- **Items**
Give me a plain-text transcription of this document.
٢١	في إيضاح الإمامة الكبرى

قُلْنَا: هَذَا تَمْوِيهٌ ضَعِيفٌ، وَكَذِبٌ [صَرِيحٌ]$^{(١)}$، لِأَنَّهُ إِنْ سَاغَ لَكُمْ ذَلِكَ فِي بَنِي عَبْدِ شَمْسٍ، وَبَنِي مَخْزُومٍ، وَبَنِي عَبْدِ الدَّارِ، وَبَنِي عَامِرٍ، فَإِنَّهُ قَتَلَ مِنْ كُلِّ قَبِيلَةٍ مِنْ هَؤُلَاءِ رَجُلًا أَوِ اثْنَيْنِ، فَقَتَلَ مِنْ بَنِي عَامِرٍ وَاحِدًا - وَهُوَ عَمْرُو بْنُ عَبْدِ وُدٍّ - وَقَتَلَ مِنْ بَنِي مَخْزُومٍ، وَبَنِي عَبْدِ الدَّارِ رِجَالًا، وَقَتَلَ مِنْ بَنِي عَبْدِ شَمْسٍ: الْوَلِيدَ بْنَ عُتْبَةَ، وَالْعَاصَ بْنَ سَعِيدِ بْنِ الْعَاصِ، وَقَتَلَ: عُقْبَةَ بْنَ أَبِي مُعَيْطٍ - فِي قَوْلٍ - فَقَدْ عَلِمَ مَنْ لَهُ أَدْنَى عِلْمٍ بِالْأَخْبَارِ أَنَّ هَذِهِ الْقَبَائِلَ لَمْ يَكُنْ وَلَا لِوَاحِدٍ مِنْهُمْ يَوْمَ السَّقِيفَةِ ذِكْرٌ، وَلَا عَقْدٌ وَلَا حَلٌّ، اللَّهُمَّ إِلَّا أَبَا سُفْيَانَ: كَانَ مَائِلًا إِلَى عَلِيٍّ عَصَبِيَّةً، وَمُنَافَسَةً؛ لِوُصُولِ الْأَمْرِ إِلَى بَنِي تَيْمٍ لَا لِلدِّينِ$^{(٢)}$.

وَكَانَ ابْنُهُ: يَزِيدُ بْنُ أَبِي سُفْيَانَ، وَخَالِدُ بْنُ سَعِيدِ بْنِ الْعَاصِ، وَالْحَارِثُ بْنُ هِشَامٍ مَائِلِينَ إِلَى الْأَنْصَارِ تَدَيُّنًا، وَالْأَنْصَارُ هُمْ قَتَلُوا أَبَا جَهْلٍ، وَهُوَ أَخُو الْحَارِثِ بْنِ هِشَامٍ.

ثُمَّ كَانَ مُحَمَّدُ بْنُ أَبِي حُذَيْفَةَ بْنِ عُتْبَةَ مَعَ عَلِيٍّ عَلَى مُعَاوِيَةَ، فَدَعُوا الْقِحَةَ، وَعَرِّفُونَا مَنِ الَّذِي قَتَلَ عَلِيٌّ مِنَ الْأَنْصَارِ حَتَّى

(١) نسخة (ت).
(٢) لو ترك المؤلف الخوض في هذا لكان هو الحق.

- **Directive**
Copy out each line exactly as written.

- **Answer in full**
Give me a plain-text transcription of this document.
٢١	في إيضاح الإمامة الكبرى

قُلْنَا: هَذَا تَمْوِيهٌ ضَعِيفٌ، وَكَذِبٌ [صَرِيحٌ]$^{(١)}$، لِأَنَّهُ إِنْ سَاغَ لَكُمْ ذَلِكَ فِي بَنِي عَبْدِ شَمْسٍ، وَبَنِي مَخْزُومٍ، وَبَنِي عَبْدِ الدَّارِ، وَبَنِي عَامِرٍ، فَإِنَّهُ قَتَلَ مِنْ كُلِّ قَبِيلَةٍ مِنْ هَؤُلَاءِ رَجُلًا أَوِ اثْنَيْنِ، فَقَتَلَ مِنْ بَنِي عَامِرٍ وَاحِدًا - وَهُوَ عَمْرُو بْنُ عَبْدِ وُدٍّ - وَقَتَلَ مِنْ بَنِي مَخْزُومٍ، وَبَنِي عَبْدِ الدَّارِ رِجَالًا، وَقَتَلَ مِنْ بَنِي عَبْدِ شَمْسٍ: الْوَلِيدَ بْنَ عُتْبَةَ، وَالْعَاصَ بْنَ سَعِيدِ بْنِ الْعَاصِ، وَقَتَلَ: عُقْبَةَ بْنَ أَبِي مُعَيْطٍ - فِي قَوْلٍ - فَقَدْ عَلِمَ مَنْ لَهُ أَدْنَى عِلْمٍ بِالْأَخْبَارِ أَنَّ هَذِهِ الْقَبَائِلَ لَمْ يَكُنْ وَلَا لِوَاحِدٍ مِنْهُمْ يَوْمَ السَّقِيفَةِ ذِكْرٌ، وَلَا عَقْدٌ وَلَا حَلٌّ، اللَّهُمَّ إِلَّا أَبَا سُفْيَانَ: كَانَ مَائِلًا إِلَى عَلِيٍّ عَصَبِيَّةً، وَمُنَافَسَةً؛ لِوُصُولِ الْأَمْرِ إِلَى بَنِي تَيْمٍ لَا لِلدِّينِ$^{(٢)}$.

وَكَانَ ابْنُهُ: يَزِيدُ بْنُ أَبِي سُفْيَانَ، وَخَالِدُ بْنُ سَعِيدِ بْنِ الْعَاصِ، وَالْحَارِثُ بْنُ هِشَامٍ مَائِلِينَ إِلَى الْأَنْصَارِ تَدَيُّنًا، وَالْأَنْصَارُ هُمْ قَتَلُوا أَبَا جَهْلٍ، وَهُوَ أَخُو الْحَارِثِ بْنِ هِشَامٍ.

ثُمَّ كَانَ مُحَمَّدُ بْنُ أَبِي حُذَيْفَةَ بْنِ عُتْبَةَ مَعَ عَلِيٍّ عَلَى مُعَاوِيَةَ، فَدَعُوا الْقِحَةَ، وَعَرِّفُونَا مَنِ الَّذِي قَتَلَ عَلِيٌّ مِنَ الْأَنْصَارِ حَتَّى

(١) نسخة (ت).
(٢) لو ترك المؤلف الخوض في هذا لكان هو الحق.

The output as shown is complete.